[Dataset items]
******************************

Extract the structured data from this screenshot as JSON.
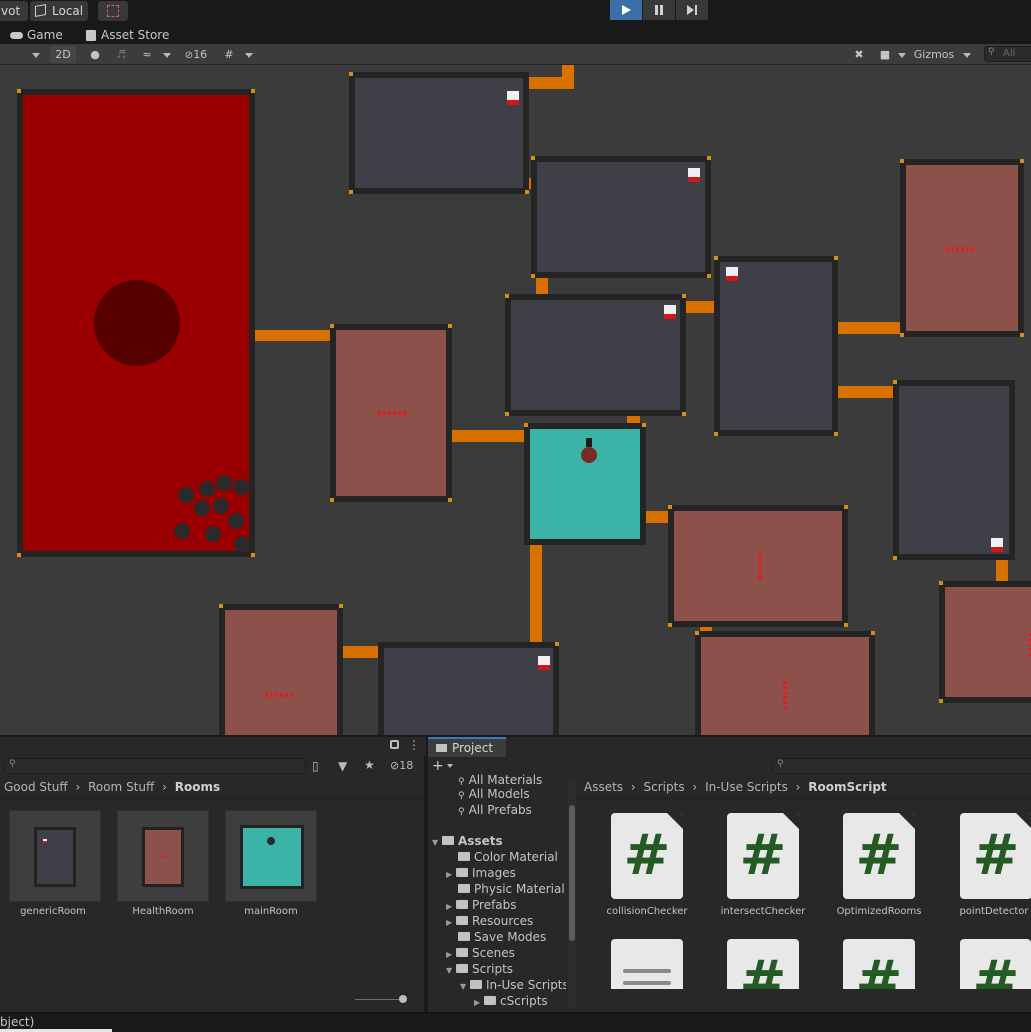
{
  "toolbar": {
    "pivot_label": "vot",
    "local_label": "Local",
    "grid_icon": "grid-snap-icon",
    "play_icon": "play-icon",
    "pause_icon": "pause-icon",
    "step_icon": "step-icon"
  },
  "tabs": [
    {
      "label": "Game",
      "icon": "gamepad-icon"
    },
    {
      "label": "Asset Store",
      "icon": "bag-icon"
    }
  ],
  "scene_toolbar": {
    "mode_2d": "2D",
    "hidden_count": "16",
    "gizmos_label": "Gizmos",
    "search_placeholder": "All"
  },
  "hierarchy": {
    "hidden_count": "18",
    "breadcrumb": [
      "Good Stuff",
      "Room Stuff",
      "Rooms"
    ],
    "assets": [
      {
        "label": "genericRoom"
      },
      {
        "label": "HealthRoom"
      },
      {
        "label": "mainRoom"
      }
    ]
  },
  "project": {
    "tab_label": "Project",
    "favorites": [
      "All Materials",
      "All Models",
      "All Prefabs"
    ],
    "tree": [
      {
        "label": "Assets",
        "bold": true
      },
      {
        "label": "Color Material"
      },
      {
        "label": "Images"
      },
      {
        "label": "Physic Material"
      },
      {
        "label": "Prefabs"
      },
      {
        "label": "Resources"
      },
      {
        "label": "Save Modes"
      },
      {
        "label": "Scenes"
      },
      {
        "label": "Scripts"
      },
      {
        "label": "In-Use Scripts"
      },
      {
        "label": "cScripts"
      }
    ],
    "breadcrumb": [
      "Assets",
      "Scripts",
      "In-Use Scripts",
      "RoomScript"
    ],
    "scripts": [
      {
        "label": "collisionChecker"
      },
      {
        "label": "intersectChecker"
      },
      {
        "label": "OptimizedRooms"
      },
      {
        "label": "pointDetector"
      }
    ]
  },
  "status_bar": {
    "text": "bject)"
  },
  "colors": {
    "lava_room": "#9b0000",
    "health_room": "#8b514a",
    "generic_room": "#3e3f47",
    "main_room": "#3bb3a7",
    "corridor": "#d87100"
  }
}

******************************

[Set task] Copy every record above exactly, leaving out the pictures.

[Exercise response]
Extract the structured data from this screenshot as JSON.
{
  "toolbar": {
    "pivot_label": "vot",
    "local_label": "Local",
    "grid_icon": "grid-snap-icon",
    "play_icon": "play-icon",
    "pause_icon": "pause-icon",
    "step_icon": "step-icon"
  },
  "tabs": [
    {
      "label": "Game",
      "icon": "gamepad-icon"
    },
    {
      "label": "Asset Store",
      "icon": "bag-icon"
    }
  ],
  "scene_toolbar": {
    "mode_2d": "2D",
    "hidden_count": "16",
    "gizmos_label": "Gizmos",
    "search_placeholder": "All"
  },
  "hierarchy": {
    "hidden_count": "18",
    "breadcrumb": [
      "Good Stuff",
      "Room Stuff",
      "Rooms"
    ],
    "assets": [
      {
        "label": "genericRoom"
      },
      {
        "label": "HealthRoom"
      },
      {
        "label": "mainRoom"
      }
    ]
  },
  "project": {
    "tab_label": "Project",
    "favorites": [
      "All Materials",
      "All Models",
      "All Prefabs"
    ],
    "tree": [
      {
        "label": "Assets",
        "bold": true
      },
      {
        "label": "Color Material"
      },
      {
        "label": "Images"
      },
      {
        "label": "Physic Material"
      },
      {
        "label": "Prefabs"
      },
      {
        "label": "Resources"
      },
      {
        "label": "Save Modes"
      },
      {
        "label": "Scenes"
      },
      {
        "label": "Scripts"
      },
      {
        "label": "In-Use Scripts"
      },
      {
        "label": "cScripts"
      }
    ],
    "breadcrumb": [
      "Assets",
      "Scripts",
      "In-Use Scripts",
      "RoomScript"
    ],
    "scripts": [
      {
        "label": "collisionChecker"
      },
      {
        "label": "intersectChecker"
      },
      {
        "label": "OptimizedRooms"
      },
      {
        "label": "pointDetector"
      }
    ]
  },
  "status_bar": {
    "text": "bject)"
  },
  "colors": {
    "lava_room": "#9b0000",
    "health_room": "#8b514a",
    "generic_room": "#3e3f47",
    "main_room": "#3bb3a7",
    "corridor": "#d87100"
  }
}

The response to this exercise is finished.